### [What is asked]
Copy each line that holds "text".

### [Excerpted records]
========================

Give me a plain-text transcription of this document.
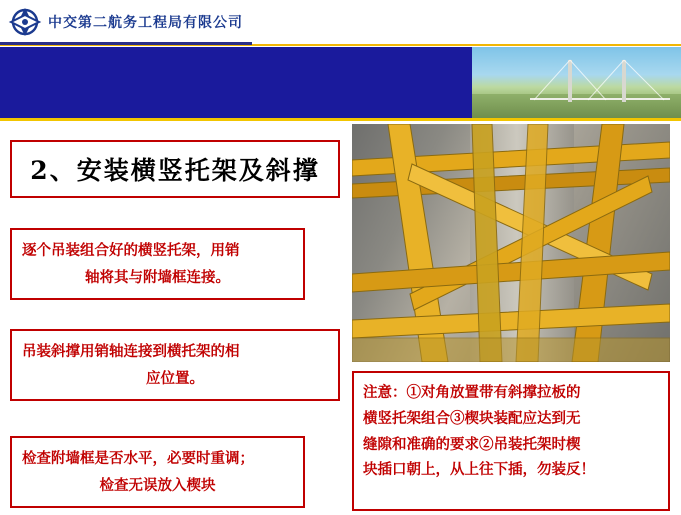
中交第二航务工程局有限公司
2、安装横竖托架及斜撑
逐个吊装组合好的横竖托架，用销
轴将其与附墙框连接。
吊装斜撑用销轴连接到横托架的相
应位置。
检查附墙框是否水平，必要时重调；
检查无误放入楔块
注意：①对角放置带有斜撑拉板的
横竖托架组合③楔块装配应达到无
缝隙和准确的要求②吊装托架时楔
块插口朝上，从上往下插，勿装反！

========================

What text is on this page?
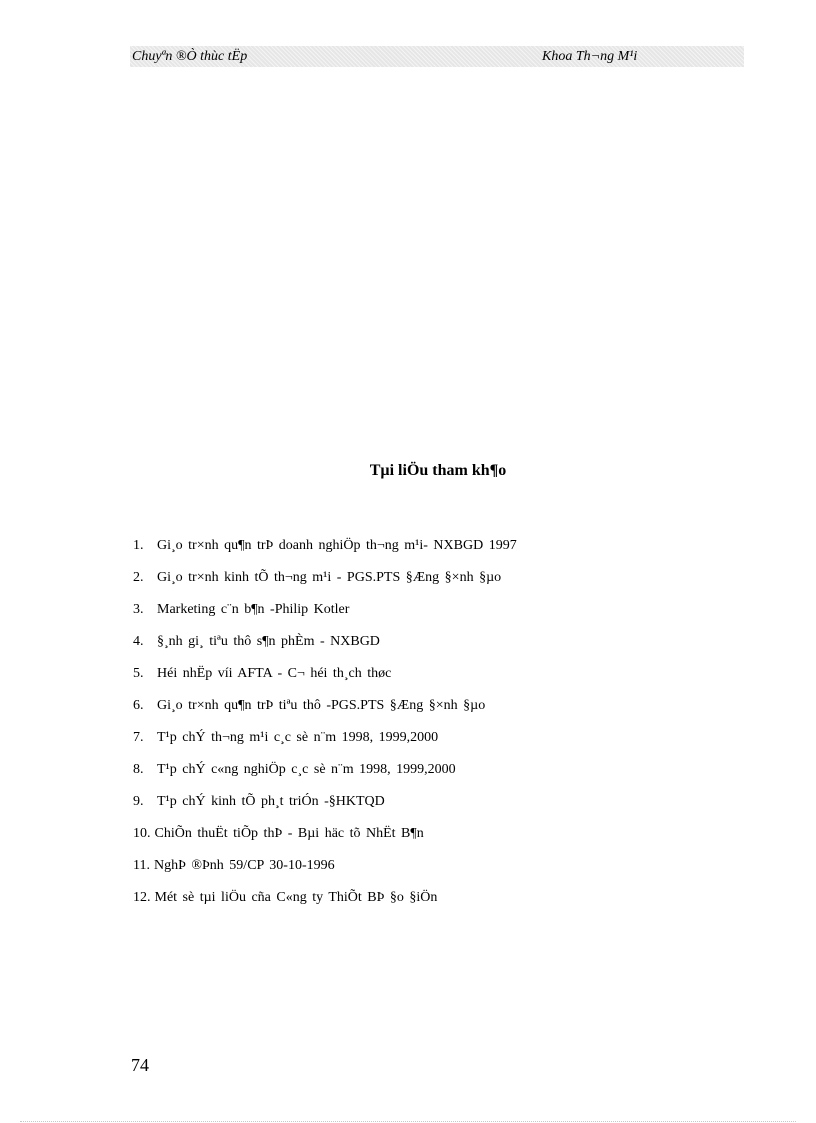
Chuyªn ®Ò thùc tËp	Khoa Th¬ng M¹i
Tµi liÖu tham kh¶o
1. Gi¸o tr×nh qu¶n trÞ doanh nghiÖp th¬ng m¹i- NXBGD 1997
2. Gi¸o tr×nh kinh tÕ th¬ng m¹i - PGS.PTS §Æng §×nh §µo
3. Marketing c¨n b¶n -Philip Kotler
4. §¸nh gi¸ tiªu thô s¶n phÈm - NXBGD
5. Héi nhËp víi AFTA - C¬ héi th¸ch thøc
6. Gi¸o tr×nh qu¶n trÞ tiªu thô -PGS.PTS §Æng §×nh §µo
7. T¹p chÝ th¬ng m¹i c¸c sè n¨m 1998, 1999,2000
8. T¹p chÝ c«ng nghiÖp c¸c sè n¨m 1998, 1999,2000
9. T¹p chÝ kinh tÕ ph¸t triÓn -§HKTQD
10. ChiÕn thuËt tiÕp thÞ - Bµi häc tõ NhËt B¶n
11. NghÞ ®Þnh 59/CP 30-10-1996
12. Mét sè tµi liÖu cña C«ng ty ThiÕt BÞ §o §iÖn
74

========================

### [Answer for the task]
Give me a plain-text transcription of this document.
What text is on this page?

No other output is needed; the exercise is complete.